Data records:
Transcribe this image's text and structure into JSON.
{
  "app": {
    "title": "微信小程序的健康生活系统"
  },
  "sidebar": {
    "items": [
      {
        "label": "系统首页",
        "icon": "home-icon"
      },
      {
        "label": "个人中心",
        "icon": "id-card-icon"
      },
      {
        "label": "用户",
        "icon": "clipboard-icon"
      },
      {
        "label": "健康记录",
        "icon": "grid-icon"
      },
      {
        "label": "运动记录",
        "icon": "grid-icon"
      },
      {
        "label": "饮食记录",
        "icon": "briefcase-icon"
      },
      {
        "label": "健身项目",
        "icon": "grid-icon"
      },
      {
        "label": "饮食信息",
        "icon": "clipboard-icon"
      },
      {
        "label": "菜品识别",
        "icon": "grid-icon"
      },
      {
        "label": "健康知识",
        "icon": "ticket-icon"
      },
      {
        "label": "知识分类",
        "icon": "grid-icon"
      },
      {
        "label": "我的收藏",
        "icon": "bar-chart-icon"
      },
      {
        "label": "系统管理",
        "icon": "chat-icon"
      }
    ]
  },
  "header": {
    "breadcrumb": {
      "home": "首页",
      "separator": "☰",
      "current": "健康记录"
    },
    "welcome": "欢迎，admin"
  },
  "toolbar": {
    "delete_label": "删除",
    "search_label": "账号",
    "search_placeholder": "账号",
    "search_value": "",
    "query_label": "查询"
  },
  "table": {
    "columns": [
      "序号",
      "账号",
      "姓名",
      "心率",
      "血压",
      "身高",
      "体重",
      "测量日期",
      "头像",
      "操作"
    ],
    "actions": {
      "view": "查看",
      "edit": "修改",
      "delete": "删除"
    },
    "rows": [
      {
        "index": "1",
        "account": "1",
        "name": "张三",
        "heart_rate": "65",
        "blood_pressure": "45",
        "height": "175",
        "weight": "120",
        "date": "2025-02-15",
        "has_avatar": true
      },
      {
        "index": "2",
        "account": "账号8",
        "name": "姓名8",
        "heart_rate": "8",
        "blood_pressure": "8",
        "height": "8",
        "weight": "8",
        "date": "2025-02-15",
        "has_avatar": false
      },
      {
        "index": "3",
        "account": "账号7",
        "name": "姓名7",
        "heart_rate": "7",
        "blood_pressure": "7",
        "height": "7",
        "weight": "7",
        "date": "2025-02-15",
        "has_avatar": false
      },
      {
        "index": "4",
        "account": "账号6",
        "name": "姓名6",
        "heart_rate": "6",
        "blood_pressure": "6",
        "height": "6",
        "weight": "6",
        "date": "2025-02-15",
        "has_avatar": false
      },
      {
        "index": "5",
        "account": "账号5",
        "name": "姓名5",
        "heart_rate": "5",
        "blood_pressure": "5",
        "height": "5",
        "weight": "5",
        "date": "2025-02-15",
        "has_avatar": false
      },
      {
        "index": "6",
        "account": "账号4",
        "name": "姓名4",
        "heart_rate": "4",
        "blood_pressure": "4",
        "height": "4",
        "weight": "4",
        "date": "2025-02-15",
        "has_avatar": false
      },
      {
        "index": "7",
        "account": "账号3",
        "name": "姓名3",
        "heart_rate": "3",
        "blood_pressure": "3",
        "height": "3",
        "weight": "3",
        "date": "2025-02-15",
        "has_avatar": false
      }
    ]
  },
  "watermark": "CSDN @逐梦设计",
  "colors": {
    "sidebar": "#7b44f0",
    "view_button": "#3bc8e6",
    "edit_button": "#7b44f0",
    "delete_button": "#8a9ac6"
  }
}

EXERCISE DETAILS:
Your task is to repeat each line of the material exactly.

RESULT FOR THIS EXERCISE:
Transcribe this image's text and structure into JSON.
{
  "app": {
    "title": "微信小程序的健康生活系统"
  },
  "sidebar": {
    "items": [
      {
        "label": "系统首页",
        "icon": "home-icon"
      },
      {
        "label": "个人中心",
        "icon": "id-card-icon"
      },
      {
        "label": "用户",
        "icon": "clipboard-icon"
      },
      {
        "label": "健康记录",
        "icon": "grid-icon"
      },
      {
        "label": "运动记录",
        "icon": "grid-icon"
      },
      {
        "label": "饮食记录",
        "icon": "briefcase-icon"
      },
      {
        "label": "健身项目",
        "icon": "grid-icon"
      },
      {
        "label": "饮食信息",
        "icon": "clipboard-icon"
      },
      {
        "label": "菜品识别",
        "icon": "grid-icon"
      },
      {
        "label": "健康知识",
        "icon": "ticket-icon"
      },
      {
        "label": "知识分类",
        "icon": "grid-icon"
      },
      {
        "label": "我的收藏",
        "icon": "bar-chart-icon"
      },
      {
        "label": "系统管理",
        "icon": "chat-icon"
      }
    ]
  },
  "header": {
    "breadcrumb": {
      "home": "首页",
      "separator": "☰",
      "current": "健康记录"
    },
    "welcome": "欢迎，admin"
  },
  "toolbar": {
    "delete_label": "删除",
    "search_label": "账号",
    "search_placeholder": "账号",
    "search_value": "",
    "query_label": "查询"
  },
  "table": {
    "columns": [
      "序号",
      "账号",
      "姓名",
      "心率",
      "血压",
      "身高",
      "体重",
      "测量日期",
      "头像",
      "操作"
    ],
    "actions": {
      "view": "查看",
      "edit": "修改",
      "delete": "删除"
    },
    "rows": [
      {
        "index": "1",
        "account": "1",
        "name": "张三",
        "heart_rate": "65",
        "blood_pressure": "45",
        "height": "175",
        "weight": "120",
        "date": "2025-02-15",
        "has_avatar": true
      },
      {
        "index": "2",
        "account": "账号8",
        "name": "姓名8",
        "heart_rate": "8",
        "blood_pressure": "8",
        "height": "8",
        "weight": "8",
        "date": "2025-02-15",
        "has_avatar": false
      },
      {
        "index": "3",
        "account": "账号7",
        "name": "姓名7",
        "heart_rate": "7",
        "blood_pressure": "7",
        "height": "7",
        "weight": "7",
        "date": "2025-02-15",
        "has_avatar": false
      },
      {
        "index": "4",
        "account": "账号6",
        "name": "姓名6",
        "heart_rate": "6",
        "blood_pressure": "6",
        "height": "6",
        "weight": "6",
        "date": "2025-02-15",
        "has_avatar": false
      },
      {
        "index": "5",
        "account": "账号5",
        "name": "姓名5",
        "heart_rate": "5",
        "blood_pressure": "5",
        "height": "5",
        "weight": "5",
        "date": "2025-02-15",
        "has_avatar": false
      },
      {
        "index": "6",
        "account": "账号4",
        "name": "姓名4",
        "heart_rate": "4",
        "blood_pressure": "4",
        "height": "4",
        "weight": "4",
        "date": "2025-02-15",
        "has_avatar": false
      },
      {
        "index": "7",
        "account": "账号3",
        "name": "姓名3",
        "heart_rate": "3",
        "blood_pressure": "3",
        "height": "3",
        "weight": "3",
        "date": "2025-02-15",
        "has_avatar": false
      }
    ]
  },
  "watermark": "CSDN @逐梦设计",
  "colors": {
    "sidebar": "#7b44f0",
    "view_button": "#3bc8e6",
    "edit_button": "#7b44f0",
    "delete_button": "#8a9ac6"
  }
}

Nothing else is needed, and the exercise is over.